Your objective
Present the data once more in exactly its original form.

Stored items:
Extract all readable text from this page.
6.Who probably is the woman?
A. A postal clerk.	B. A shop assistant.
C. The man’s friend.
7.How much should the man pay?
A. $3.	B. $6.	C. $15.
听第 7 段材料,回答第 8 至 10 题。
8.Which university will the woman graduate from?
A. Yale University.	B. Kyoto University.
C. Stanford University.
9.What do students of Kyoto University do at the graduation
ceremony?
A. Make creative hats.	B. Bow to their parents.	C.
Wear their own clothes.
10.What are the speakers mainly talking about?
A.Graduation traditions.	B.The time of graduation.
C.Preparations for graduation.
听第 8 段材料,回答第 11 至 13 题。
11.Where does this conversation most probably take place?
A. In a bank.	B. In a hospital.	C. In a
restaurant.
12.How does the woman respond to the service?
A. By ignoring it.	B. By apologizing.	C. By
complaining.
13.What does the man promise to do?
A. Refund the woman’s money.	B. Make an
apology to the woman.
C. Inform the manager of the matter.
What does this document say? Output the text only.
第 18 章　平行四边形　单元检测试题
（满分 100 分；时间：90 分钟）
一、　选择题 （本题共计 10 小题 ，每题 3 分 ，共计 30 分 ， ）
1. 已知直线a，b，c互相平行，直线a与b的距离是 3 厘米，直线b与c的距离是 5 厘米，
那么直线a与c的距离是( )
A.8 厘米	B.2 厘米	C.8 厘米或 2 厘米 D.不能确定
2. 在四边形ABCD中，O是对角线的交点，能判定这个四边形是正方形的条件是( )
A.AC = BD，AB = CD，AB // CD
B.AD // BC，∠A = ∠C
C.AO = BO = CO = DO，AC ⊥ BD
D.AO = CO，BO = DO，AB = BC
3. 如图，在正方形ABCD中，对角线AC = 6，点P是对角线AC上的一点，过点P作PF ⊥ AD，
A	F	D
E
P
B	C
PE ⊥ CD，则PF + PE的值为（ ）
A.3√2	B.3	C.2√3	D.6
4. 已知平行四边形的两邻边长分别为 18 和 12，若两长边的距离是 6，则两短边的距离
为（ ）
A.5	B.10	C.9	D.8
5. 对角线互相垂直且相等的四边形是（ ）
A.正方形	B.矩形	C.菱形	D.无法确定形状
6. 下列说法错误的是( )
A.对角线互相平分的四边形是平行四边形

Response
Extract all readable text from this page.
6.Who probably is the woman?
A. A postal clerk.	B. A shop assistant.
C. The man’s friend.
7.How much should the man pay?
A. $3.	B. $6.	C. $15.
听第 7 段材料,回答第 8 至 10 题。
8.Which university will the woman graduate from?
A. Yale University.	B. Kyoto University.
C. Stanford University.
9.What do students of Kyoto University do at the graduation
ceremony?
A. Make creative hats.	B. Bow to their parents.	C.
Wear their own clothes.
10.What are the speakers mainly talking about?
A.Graduation traditions.	B.The time of graduation.
C.Preparations for graduation.
听第 8 段材料,回答第 11 至 13 题。
11.Where does this conversation most probably take place?
A. In a bank.	B. In a hospital.	C. In a
restaurant.
12.How does the woman respond to the service?
A. By ignoring it.	B. By apologizing.	C. By
complaining.
13.What does the man promise to do?
A. Refund the woman’s money.	B. Make an
apology to the woman.
C. Inform the manager of the matter.
What does this document say? Output the text only.
第 18 章　平行四边形　单元检测试题
（满分 100 分；时间：90 分钟）
一、　选择题 （本题共计 10 小题 ，每题 3 分 ，共计 30 分 ， ）
1. 已知直线a，b，c互相平行，直线a与b的距离是 3 厘米，直线b与c的距离是 5 厘米，
那么直线a与c的距离是( )
A.8 厘米	B.2 厘米	C.8 厘米或 2 厘米 D.不能确定
2. 在四边形ABCD中，O是对角线的交点，能判定这个四边形是正方形的条件是( )
A.AC = BD，AB = CD，AB // CD
B.AD // BC，∠A = ∠C
C.AO = BO = CO = DO，AC ⊥ BD
D.AO = CO，BO = DO，AB = BC
3. 如图，在正方形ABCD中，对角线AC = 6，点P是对角线AC上的一点，过点P作PF ⊥ AD，
A	F	D
E
P
B	C
PE ⊥ CD，则PF + PE的值为（ ）
A.3√2	B.3	C.2√3	D.6
4. 已知平行四边形的两邻边长分别为 18 和 12，若两长边的距离是 6，则两短边的距离
为（ ）
A.5	B.10	C.9	D.8
5. 对角线互相垂直且相等的四边形是（ ）
A.正方形	B.矩形	C.菱形	D.无法确定形状
6. 下列说法错误的是( )
A.对角线互相平分的四边形是平行四边形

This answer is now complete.